RECORDS FOR THE TASK:
▼▼▼
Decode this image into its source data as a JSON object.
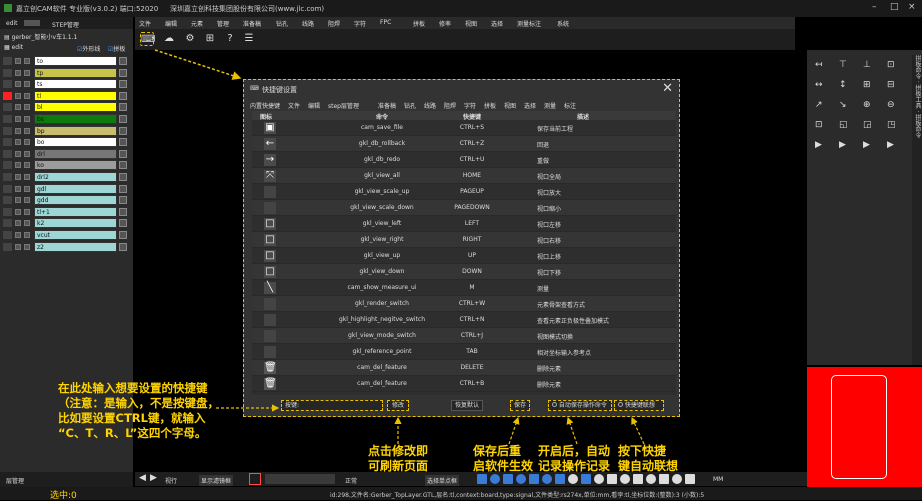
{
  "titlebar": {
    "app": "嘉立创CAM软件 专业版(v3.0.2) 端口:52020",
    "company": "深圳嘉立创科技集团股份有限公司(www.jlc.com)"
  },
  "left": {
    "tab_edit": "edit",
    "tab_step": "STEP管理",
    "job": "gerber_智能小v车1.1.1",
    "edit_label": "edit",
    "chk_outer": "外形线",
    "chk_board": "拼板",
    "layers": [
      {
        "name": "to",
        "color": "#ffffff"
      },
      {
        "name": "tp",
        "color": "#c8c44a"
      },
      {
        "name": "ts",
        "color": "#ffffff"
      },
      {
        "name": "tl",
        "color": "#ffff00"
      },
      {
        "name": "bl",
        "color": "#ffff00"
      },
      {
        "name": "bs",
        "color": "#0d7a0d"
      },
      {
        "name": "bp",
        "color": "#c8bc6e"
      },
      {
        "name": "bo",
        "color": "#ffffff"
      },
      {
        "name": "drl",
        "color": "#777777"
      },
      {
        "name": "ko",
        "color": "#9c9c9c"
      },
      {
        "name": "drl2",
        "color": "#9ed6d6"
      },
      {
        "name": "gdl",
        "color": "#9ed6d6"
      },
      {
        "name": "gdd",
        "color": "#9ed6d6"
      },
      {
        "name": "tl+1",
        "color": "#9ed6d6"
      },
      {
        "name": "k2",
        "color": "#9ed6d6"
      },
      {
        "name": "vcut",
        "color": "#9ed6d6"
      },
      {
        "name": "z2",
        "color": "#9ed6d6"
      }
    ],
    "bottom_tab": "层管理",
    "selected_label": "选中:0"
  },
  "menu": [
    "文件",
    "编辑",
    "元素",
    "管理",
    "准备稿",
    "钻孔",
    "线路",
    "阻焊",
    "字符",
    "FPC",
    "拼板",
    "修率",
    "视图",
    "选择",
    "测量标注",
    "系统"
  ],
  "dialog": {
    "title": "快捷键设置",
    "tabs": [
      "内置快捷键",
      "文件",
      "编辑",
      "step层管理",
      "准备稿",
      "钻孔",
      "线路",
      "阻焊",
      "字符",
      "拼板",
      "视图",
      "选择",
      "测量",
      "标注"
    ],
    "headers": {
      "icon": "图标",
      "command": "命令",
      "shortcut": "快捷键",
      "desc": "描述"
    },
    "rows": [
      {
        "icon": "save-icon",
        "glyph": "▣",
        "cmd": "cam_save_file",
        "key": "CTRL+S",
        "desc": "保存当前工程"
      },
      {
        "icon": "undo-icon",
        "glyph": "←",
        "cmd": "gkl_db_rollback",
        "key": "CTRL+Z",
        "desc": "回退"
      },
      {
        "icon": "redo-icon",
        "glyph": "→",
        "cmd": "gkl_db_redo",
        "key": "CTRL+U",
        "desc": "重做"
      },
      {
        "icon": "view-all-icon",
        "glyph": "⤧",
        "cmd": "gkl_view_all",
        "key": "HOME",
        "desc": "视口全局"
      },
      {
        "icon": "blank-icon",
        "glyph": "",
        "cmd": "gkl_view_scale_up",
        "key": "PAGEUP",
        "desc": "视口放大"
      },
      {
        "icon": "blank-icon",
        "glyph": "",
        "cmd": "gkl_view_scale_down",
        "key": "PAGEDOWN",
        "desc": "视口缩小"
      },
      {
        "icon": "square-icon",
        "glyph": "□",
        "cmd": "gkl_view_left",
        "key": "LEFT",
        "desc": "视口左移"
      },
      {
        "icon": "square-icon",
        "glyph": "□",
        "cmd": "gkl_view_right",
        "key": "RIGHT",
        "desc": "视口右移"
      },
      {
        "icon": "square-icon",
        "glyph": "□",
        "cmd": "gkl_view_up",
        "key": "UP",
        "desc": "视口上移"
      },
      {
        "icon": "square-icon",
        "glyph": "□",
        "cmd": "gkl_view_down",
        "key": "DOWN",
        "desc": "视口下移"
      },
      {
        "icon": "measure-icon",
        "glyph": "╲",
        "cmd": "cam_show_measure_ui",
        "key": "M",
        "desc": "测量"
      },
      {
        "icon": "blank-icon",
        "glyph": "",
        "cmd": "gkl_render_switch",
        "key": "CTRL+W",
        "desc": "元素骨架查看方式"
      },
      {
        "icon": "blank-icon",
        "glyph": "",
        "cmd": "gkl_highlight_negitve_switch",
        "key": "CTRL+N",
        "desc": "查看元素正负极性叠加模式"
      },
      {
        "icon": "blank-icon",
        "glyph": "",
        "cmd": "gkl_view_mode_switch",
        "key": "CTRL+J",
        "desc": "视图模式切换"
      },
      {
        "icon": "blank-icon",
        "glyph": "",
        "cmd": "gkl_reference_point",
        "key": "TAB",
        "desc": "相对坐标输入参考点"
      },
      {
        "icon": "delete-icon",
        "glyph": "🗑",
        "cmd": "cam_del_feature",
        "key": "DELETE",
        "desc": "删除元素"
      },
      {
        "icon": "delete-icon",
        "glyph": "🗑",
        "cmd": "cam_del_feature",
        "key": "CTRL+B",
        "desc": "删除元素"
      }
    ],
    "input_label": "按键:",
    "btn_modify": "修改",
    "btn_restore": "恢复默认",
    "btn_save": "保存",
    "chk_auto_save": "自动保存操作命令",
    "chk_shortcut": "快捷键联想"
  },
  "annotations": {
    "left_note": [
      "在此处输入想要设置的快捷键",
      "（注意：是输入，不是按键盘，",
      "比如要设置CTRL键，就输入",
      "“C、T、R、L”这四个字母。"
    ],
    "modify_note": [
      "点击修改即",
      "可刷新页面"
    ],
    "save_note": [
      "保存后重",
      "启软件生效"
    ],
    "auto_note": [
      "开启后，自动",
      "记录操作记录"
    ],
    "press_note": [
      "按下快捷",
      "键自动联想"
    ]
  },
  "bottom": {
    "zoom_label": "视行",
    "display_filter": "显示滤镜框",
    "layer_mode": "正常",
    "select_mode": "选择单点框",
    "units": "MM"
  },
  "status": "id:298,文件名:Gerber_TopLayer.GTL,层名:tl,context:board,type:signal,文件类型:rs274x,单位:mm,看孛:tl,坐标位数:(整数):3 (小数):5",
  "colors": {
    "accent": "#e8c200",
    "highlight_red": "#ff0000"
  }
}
▲▲▲
▼▼▼
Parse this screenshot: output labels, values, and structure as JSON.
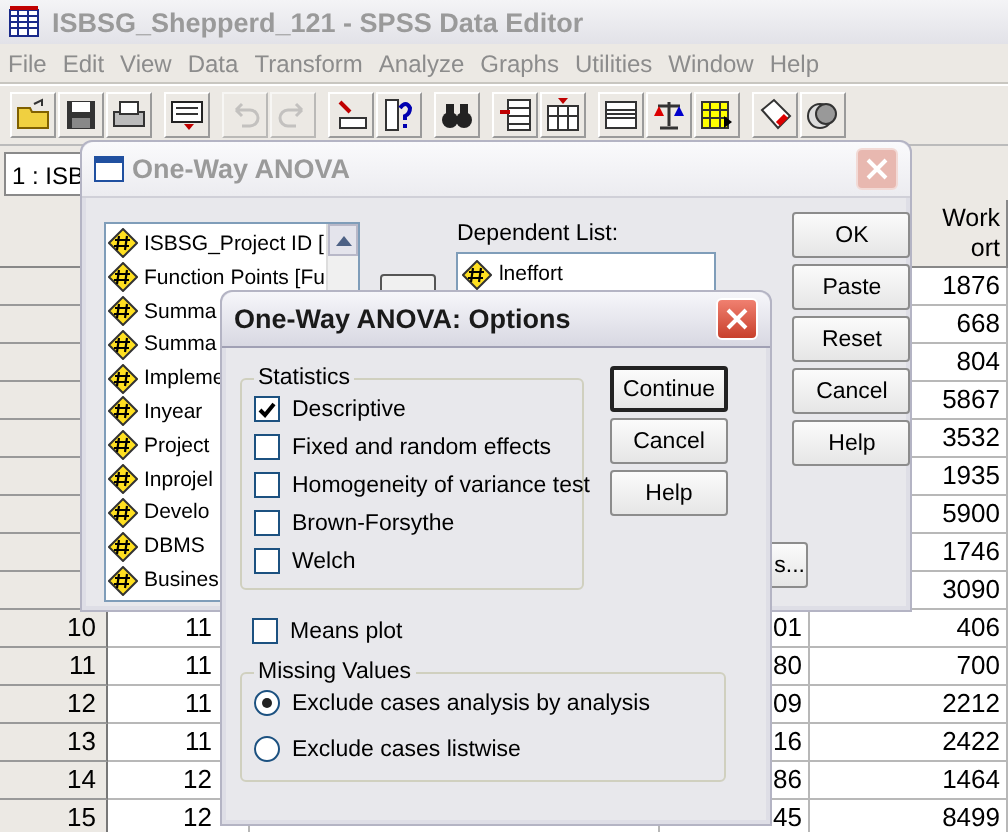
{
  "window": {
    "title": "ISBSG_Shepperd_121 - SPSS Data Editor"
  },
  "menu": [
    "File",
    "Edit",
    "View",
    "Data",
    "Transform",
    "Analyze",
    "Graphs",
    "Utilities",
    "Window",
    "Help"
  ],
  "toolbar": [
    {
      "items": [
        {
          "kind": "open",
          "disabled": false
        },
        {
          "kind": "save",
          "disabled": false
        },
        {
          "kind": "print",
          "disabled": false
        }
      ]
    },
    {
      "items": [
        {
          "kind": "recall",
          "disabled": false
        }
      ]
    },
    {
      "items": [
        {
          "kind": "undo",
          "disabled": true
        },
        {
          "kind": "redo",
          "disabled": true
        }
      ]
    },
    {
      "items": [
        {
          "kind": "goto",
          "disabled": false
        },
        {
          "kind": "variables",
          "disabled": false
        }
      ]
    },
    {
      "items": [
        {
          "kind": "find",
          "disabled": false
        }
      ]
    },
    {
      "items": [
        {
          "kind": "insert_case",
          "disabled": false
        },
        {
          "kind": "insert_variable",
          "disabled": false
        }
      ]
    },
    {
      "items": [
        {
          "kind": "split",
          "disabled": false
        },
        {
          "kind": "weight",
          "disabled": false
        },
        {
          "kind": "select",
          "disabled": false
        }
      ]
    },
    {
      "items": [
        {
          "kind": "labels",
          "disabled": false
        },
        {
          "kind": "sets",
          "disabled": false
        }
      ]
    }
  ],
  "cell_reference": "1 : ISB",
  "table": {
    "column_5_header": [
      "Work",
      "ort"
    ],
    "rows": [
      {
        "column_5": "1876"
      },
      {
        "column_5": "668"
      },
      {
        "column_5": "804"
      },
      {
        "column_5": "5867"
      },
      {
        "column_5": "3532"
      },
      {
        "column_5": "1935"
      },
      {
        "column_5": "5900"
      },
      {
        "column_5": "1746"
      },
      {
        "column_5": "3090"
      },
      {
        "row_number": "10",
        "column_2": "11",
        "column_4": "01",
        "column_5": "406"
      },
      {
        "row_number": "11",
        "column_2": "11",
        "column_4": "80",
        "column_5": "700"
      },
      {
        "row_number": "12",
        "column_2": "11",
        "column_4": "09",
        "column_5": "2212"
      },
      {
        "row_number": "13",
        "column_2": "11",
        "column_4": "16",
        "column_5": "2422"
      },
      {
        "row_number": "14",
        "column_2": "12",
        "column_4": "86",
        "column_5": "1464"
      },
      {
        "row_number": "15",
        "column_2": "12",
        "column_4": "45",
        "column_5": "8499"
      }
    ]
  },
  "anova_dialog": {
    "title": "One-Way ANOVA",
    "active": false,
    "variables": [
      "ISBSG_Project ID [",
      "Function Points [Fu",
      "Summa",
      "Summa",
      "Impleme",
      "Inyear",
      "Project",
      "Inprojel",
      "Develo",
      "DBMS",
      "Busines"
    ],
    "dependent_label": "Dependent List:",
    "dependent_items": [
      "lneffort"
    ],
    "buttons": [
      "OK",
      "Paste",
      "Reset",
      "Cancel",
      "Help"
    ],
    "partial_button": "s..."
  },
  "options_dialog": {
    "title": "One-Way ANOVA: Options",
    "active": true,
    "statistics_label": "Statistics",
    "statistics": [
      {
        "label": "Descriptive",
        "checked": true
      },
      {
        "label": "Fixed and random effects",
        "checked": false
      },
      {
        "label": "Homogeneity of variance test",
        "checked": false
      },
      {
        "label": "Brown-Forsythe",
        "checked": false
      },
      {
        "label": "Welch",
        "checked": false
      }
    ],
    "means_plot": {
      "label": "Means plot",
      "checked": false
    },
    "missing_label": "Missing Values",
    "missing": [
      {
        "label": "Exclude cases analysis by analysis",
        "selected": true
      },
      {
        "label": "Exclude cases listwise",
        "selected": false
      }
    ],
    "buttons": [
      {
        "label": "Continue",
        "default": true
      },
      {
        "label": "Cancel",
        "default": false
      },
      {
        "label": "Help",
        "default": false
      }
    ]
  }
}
▲▲▲
▼▼▼
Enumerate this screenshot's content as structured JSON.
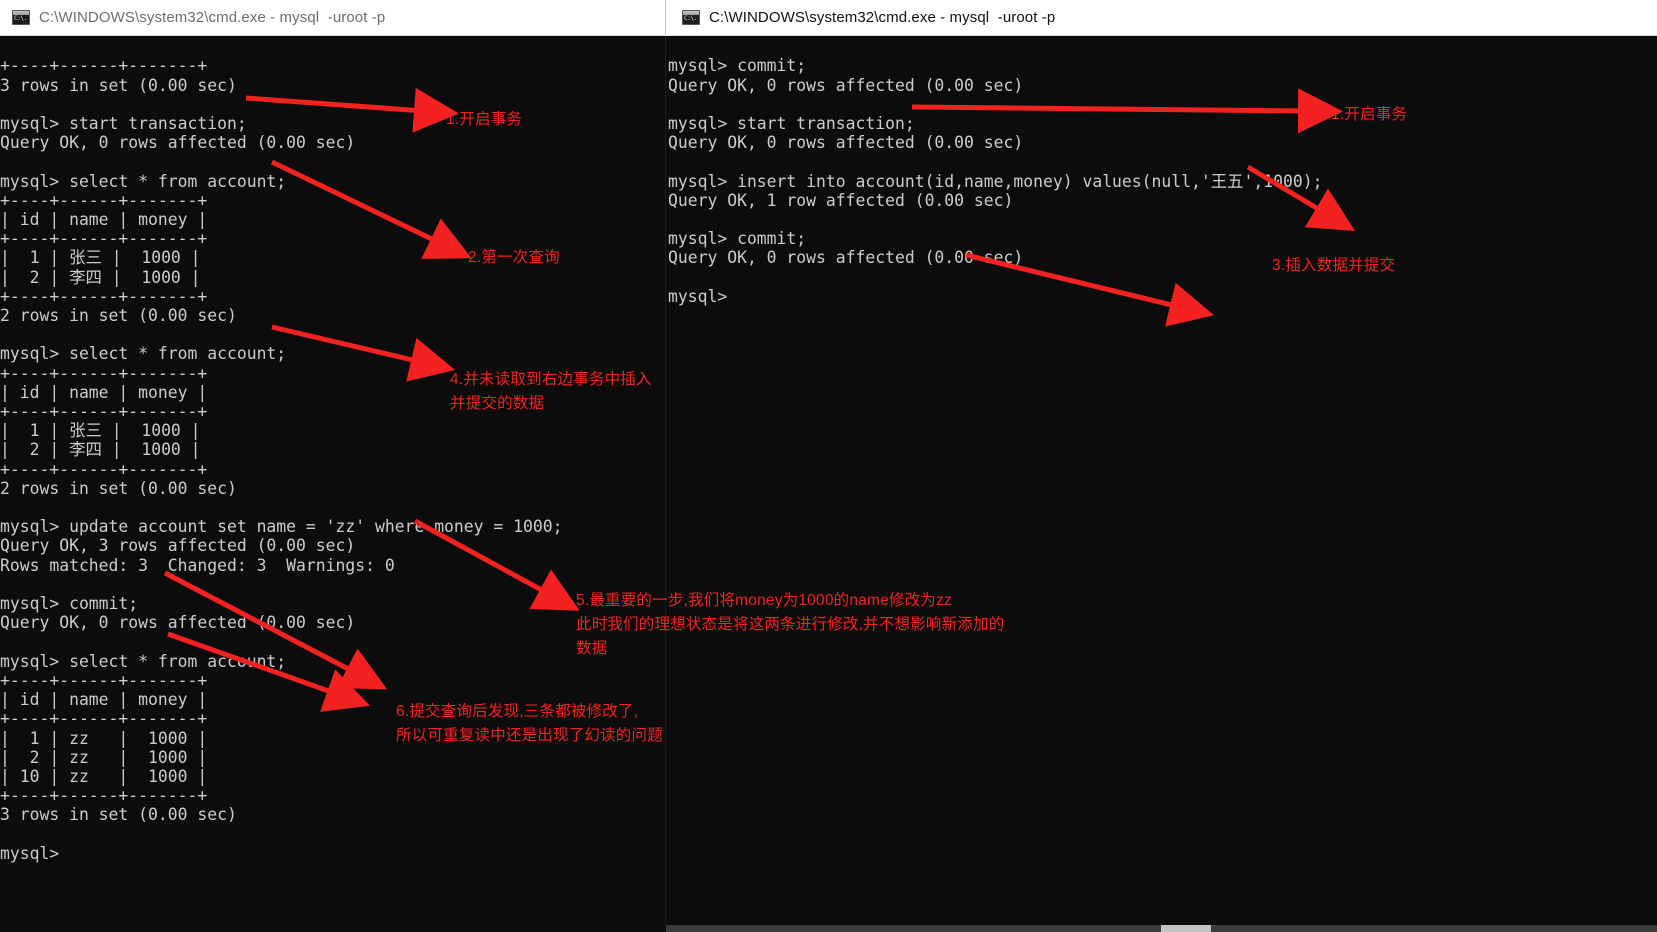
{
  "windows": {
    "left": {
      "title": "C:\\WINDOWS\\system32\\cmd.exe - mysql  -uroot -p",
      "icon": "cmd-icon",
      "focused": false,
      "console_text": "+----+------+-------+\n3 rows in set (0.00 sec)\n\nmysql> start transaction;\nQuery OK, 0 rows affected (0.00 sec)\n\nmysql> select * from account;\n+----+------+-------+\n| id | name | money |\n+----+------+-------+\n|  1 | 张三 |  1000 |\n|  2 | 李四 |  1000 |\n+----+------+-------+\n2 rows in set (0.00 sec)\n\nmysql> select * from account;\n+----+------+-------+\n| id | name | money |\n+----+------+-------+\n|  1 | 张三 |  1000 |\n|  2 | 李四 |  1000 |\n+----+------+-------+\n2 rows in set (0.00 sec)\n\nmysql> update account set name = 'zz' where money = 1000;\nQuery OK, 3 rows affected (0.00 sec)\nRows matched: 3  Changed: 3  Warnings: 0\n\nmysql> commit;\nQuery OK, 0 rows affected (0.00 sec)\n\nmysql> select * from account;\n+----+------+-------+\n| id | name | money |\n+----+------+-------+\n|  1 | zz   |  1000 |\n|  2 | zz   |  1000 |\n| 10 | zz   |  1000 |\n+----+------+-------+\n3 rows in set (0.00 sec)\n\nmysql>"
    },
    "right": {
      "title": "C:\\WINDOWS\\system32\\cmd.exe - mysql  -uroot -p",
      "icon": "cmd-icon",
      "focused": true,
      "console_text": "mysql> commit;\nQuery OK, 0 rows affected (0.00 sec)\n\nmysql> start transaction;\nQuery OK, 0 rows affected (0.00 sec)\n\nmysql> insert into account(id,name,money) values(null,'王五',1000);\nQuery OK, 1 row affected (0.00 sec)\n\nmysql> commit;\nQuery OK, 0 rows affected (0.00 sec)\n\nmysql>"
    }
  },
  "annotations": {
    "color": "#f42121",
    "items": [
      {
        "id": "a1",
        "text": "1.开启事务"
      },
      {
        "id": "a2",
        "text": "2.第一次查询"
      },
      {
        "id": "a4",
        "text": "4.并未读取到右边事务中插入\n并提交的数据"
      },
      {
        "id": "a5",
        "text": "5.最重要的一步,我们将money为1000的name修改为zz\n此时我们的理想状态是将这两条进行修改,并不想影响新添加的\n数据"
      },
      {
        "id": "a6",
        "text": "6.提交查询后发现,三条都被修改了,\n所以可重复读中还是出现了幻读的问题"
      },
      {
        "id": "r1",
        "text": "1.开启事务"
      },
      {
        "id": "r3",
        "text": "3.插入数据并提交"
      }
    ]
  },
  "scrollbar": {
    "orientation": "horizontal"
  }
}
▲▲▲
WHAT YOU HAVE TO DO: Pick out all lines from the data above in which the word "labels" appears.

EXERCISE ANSWER:
Parse this screenshot: output labels, values, and structure as JSON.
          "kind": "labels",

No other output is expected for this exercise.